* [Do this]
Extract, from the listing that follows, each line containing the word "значения".

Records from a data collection
↓

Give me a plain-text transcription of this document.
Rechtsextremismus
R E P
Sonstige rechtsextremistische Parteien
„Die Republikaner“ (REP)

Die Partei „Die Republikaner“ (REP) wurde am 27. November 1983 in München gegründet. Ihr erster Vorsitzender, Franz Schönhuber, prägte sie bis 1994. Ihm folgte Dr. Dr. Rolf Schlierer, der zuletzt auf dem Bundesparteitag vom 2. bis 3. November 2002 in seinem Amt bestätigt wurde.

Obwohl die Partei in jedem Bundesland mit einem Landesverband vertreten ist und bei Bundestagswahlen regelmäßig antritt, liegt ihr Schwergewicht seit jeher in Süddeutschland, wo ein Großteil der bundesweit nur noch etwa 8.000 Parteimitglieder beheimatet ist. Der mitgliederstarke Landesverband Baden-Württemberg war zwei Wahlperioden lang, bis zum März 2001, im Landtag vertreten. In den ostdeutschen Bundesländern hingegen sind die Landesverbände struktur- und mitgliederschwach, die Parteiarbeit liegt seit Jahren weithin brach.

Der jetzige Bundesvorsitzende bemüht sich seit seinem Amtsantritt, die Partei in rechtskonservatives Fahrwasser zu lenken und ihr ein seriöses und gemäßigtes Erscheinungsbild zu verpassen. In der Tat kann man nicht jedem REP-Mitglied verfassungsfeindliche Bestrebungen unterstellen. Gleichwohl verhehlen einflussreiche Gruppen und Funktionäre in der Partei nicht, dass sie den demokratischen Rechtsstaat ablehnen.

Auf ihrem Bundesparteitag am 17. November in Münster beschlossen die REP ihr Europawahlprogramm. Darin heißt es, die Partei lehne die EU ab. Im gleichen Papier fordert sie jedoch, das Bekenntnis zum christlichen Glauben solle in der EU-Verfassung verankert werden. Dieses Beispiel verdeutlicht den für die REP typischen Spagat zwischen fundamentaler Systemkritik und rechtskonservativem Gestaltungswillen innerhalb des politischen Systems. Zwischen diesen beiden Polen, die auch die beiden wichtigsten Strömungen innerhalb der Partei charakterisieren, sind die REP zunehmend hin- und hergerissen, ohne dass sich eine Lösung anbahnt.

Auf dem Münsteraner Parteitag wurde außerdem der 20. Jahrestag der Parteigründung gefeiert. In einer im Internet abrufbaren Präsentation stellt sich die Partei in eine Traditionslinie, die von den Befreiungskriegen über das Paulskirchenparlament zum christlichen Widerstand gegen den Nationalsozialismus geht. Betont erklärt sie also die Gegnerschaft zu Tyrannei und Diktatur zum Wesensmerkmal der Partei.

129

↑
↓

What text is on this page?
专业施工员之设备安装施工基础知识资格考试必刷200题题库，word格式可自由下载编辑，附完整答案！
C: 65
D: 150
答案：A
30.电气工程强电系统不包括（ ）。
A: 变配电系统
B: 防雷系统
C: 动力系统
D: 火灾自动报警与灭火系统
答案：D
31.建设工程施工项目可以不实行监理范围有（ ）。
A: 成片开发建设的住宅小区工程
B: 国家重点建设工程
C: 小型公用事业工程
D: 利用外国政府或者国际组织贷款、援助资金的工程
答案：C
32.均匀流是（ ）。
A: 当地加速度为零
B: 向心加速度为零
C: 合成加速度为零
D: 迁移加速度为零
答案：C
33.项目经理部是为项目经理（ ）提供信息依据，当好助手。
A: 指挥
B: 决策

↑
↓

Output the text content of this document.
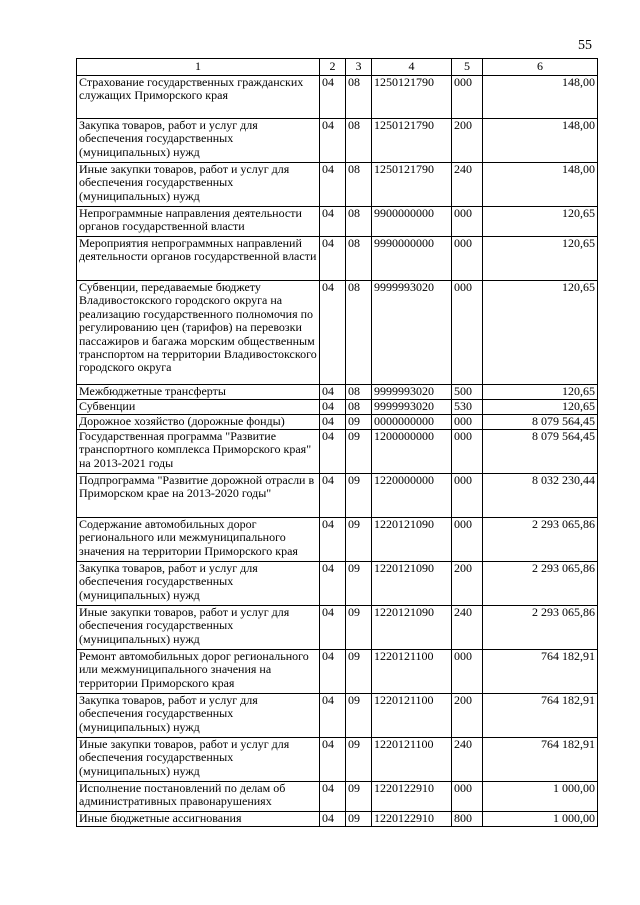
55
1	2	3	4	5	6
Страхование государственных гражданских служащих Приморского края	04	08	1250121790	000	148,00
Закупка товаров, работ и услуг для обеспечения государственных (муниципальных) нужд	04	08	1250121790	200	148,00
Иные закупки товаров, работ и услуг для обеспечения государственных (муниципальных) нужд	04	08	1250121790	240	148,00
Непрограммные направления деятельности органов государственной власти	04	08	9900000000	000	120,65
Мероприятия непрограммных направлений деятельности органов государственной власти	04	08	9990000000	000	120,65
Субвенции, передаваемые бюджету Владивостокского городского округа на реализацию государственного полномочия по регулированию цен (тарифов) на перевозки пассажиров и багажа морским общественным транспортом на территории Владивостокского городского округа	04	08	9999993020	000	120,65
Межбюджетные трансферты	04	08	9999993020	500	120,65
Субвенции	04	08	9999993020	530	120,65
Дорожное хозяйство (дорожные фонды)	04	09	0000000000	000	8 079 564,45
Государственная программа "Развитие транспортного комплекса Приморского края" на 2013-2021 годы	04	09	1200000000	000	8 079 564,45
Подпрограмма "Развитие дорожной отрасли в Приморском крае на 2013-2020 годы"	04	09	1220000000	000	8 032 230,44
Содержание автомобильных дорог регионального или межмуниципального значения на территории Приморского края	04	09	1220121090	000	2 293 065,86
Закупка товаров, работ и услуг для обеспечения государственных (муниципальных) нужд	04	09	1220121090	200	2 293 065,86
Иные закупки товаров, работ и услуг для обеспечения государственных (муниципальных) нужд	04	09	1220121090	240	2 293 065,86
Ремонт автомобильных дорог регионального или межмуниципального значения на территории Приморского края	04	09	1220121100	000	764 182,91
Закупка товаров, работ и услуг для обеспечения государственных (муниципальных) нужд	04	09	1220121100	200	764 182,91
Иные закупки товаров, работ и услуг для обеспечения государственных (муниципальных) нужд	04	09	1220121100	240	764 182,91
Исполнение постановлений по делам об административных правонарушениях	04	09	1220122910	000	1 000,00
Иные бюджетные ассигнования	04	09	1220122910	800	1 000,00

↑

* [Written answer]
Содержание автомобильных дорог регионального или межмуниципального значения на территории Приморского края	04	09	1220121090	000	2 293 065,86
Ремонт автомобильных дорог регионального или межмуниципального значения на территории Приморского края	04	09	1220121100	000	764 182,91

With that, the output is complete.